Report the number of lines that hold the string "дней". Leave out any other text.
#### EXTRACTED RECORDS
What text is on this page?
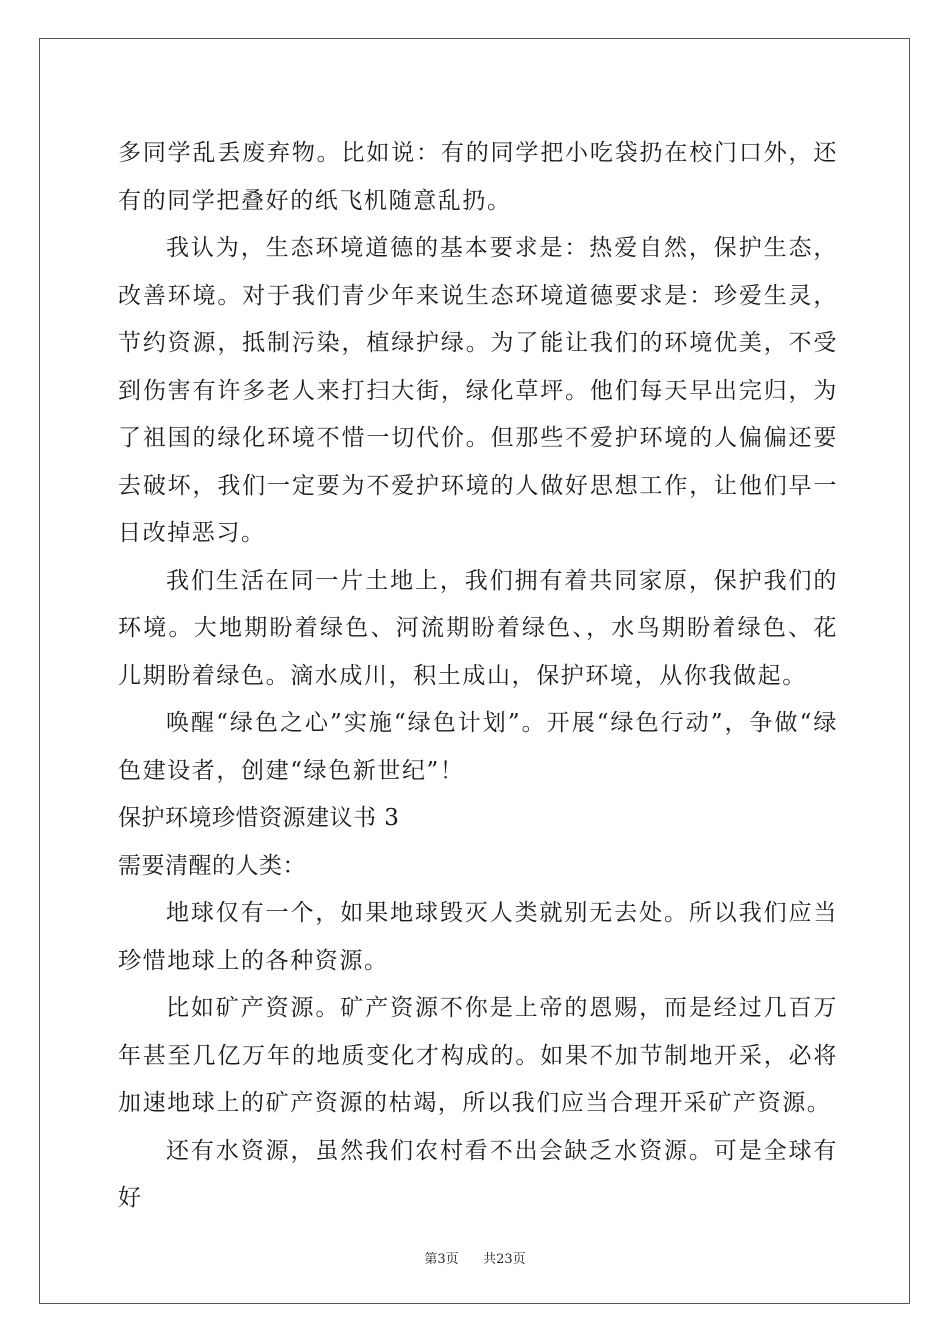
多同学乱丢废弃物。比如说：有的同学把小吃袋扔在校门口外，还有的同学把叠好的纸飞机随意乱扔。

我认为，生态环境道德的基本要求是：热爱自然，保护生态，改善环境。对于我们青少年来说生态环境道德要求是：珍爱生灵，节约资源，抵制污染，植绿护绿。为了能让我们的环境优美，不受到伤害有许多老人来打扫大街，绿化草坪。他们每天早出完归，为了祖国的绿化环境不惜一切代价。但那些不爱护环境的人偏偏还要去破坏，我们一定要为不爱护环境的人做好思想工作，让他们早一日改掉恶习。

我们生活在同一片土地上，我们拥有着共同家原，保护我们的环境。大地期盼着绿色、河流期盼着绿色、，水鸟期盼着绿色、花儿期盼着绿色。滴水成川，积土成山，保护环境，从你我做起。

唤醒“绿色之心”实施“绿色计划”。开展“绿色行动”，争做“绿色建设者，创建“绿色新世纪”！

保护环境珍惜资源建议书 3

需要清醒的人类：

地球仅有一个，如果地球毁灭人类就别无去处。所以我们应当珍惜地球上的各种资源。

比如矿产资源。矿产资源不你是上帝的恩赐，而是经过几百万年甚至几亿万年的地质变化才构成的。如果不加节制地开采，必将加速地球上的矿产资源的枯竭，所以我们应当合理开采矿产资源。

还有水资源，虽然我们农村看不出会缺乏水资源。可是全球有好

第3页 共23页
########
#### EXTRACTED RECORDS
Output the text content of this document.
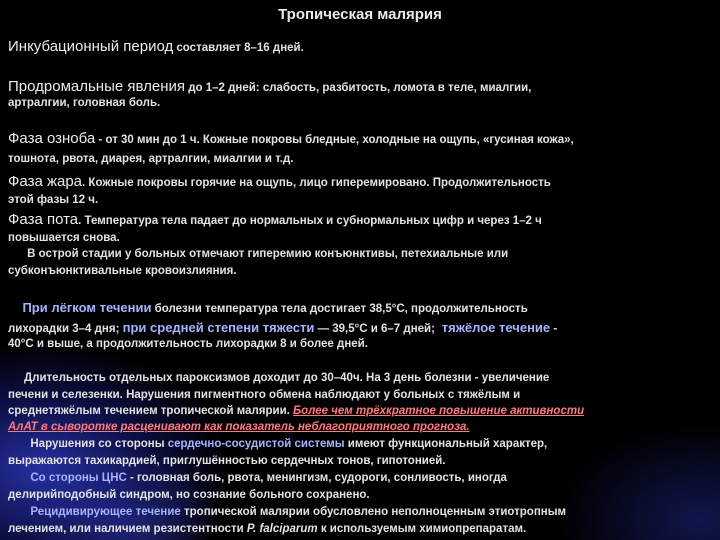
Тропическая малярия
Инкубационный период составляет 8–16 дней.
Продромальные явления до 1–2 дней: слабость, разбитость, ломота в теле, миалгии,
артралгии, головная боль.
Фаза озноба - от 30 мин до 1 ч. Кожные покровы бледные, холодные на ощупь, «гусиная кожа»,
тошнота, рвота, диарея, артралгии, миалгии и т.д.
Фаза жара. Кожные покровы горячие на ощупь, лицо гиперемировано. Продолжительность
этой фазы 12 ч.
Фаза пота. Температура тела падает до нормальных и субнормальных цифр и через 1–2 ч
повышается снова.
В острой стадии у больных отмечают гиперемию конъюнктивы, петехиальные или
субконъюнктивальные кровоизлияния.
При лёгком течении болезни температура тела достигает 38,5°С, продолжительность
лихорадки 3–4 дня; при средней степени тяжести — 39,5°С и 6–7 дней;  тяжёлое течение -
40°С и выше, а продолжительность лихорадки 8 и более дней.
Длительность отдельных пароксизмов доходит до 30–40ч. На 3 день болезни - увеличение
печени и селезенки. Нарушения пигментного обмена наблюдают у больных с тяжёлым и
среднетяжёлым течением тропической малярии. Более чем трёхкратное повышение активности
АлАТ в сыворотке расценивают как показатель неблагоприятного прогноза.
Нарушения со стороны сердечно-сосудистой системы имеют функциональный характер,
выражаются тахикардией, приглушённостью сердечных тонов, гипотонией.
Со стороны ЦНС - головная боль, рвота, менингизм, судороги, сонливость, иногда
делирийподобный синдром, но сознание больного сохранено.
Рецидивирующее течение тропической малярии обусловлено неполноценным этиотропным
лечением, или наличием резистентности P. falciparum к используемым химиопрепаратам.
########
### [ANSWER TO THE PROBLEM]
4